>> start EXCERPTED DATA

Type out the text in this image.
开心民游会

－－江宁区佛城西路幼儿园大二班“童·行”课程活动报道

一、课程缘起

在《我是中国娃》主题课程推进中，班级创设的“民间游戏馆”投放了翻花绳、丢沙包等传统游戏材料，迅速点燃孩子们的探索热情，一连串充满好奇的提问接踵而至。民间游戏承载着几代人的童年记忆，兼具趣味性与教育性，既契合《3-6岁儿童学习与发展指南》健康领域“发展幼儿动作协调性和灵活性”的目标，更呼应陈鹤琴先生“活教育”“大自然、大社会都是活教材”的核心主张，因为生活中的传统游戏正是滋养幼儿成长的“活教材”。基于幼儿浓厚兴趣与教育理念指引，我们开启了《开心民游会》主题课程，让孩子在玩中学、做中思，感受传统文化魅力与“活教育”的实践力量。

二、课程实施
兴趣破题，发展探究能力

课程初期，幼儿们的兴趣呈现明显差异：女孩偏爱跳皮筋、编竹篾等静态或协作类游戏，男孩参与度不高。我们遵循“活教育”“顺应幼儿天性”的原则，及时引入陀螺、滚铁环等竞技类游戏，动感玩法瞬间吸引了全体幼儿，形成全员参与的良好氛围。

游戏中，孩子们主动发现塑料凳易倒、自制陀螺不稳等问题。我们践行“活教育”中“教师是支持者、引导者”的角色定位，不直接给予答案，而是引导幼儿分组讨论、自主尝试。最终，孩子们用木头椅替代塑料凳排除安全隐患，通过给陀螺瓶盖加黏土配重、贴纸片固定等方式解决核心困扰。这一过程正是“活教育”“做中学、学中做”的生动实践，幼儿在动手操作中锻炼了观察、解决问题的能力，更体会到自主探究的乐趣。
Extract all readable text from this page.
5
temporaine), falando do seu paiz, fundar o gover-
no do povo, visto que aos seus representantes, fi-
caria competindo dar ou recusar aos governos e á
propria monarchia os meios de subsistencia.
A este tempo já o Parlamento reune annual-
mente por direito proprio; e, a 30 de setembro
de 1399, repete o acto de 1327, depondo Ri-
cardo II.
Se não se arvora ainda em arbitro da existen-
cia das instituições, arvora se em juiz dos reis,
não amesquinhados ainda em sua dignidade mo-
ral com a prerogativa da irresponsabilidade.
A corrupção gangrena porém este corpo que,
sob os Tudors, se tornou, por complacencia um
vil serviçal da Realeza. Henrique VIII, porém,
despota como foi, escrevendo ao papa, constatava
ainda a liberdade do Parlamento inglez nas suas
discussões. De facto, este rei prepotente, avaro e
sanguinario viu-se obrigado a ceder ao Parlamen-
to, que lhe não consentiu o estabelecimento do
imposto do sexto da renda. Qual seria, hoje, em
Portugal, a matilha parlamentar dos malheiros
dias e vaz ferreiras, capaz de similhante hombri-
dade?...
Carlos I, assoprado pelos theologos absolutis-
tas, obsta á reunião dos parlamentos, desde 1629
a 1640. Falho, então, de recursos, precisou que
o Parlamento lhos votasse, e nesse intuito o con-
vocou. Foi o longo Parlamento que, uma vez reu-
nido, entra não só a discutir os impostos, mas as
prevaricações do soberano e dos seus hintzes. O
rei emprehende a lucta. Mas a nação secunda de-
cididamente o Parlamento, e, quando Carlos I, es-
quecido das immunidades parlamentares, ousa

>> end EXCERPTED DATA

* [WORK TO COMPLETE] Return each entry from the material above exactly as it appears.

* [REPLY]
Type out the text in this image.
开心民游会

－－江宁区佛城西路幼儿园大二班“童·行”课程活动报道

一、课程缘起

在《我是中国娃》主题课程推进中，班级创设的“民间游戏馆”投放了翻花绳、丢沙包等传统游戏材料，迅速点燃孩子们的探索热情，一连串充满好奇的提问接踵而至。民间游戏承载着几代人的童年记忆，兼具趣味性与教育性，既契合《3-6岁儿童学习与发展指南》健康领域“发展幼儿动作协调性和灵活性”的目标，更呼应陈鹤琴先生“活教育”“大自然、大社会都是活教材”的核心主张，因为生活中的传统游戏正是滋养幼儿成长的“活教材”。基于幼儿浓厚兴趣与教育理念指引，我们开启了《开心民游会》主题课程，让孩子在玩中学、做中思，感受传统文化魅力与“活教育”的实践力量。

二、课程实施
兴趣破题，发展探究能力

课程初期，幼儿们的兴趣呈现明显差异：女孩偏爱跳皮筋、编竹篾等静态或协作类游戏，男孩参与度不高。我们遵循“活教育”“顺应幼儿天性”的原则，及时引入陀螺、滚铁环等竞技类游戏，动感玩法瞬间吸引了全体幼儿，形成全员参与的良好氛围。

游戏中，孩子们主动发现塑料凳易倒、自制陀螺不稳等问题。我们践行“活教育”中“教师是支持者、引导者”的角色定位，不直接给予答案，而是引导幼儿分组讨论、自主尝试。最终，孩子们用木头椅替代塑料凳排除安全隐患，通过给陀螺瓶盖加黏土配重、贴纸片固定等方式解决核心困扰。这一过程正是“活教育”“做中学、学中做”的生动实践，幼儿在动手操作中锻炼了观察、解决问题的能力，更体会到自主探究的乐趣。
Extract all readable text from this page.
5
temporaine), falando do seu paiz, fundar o gover-
no do povo, visto que aos seus representantes, fi-
caria competindo dar ou recusar aos governos e á
propria monarchia os meios de subsistencia.
A este tempo já o Parlamento reune annual-
mente por direito proprio; e, a 30 de setembro
de 1399, repete o acto de 1327, depondo Ri-
cardo II.
Se não se arvora ainda em arbitro da existen-
cia das instituições, arvora se em juiz dos reis,
não amesquinhados ainda em sua dignidade mo-
ral com a prerogativa da irresponsabilidade.
A corrupção gangrena porém este corpo que,
sob os Tudors, se tornou, por complacencia um
vil serviçal da Realeza. Henrique VIII, porém,
despota como foi, escrevendo ao papa, constatava
ainda a liberdade do Parlamento inglez nas suas
discussões. De facto, este rei prepotente, avaro e
sanguinario viu-se obrigado a ceder ao Parlamen-
to, que lhe não consentiu o estabelecimento do
imposto do sexto da renda. Qual seria, hoje, em
Portugal, a matilha parlamentar dos malheiros
dias e vaz ferreiras, capaz de similhante hombri-
dade?...
Carlos I, assoprado pelos theologos absolutis-
tas, obsta á reunião dos parlamentos, desde 1629
a 1640. Falho, então, de recursos, precisou que
o Parlamento lhos votasse, e nesse intuito o con-
vocou. Foi o longo Parlamento que, uma vez reu-
nido, entra não só a discutir os impostos, mas as
prevaricações do soberano e dos seus hintzes. O
rei emprehende a lucta. Mas a nação secunda de-
cididamente o Parlamento, e, quando Carlos I, es-
quecido das immunidades parlamentares, ousa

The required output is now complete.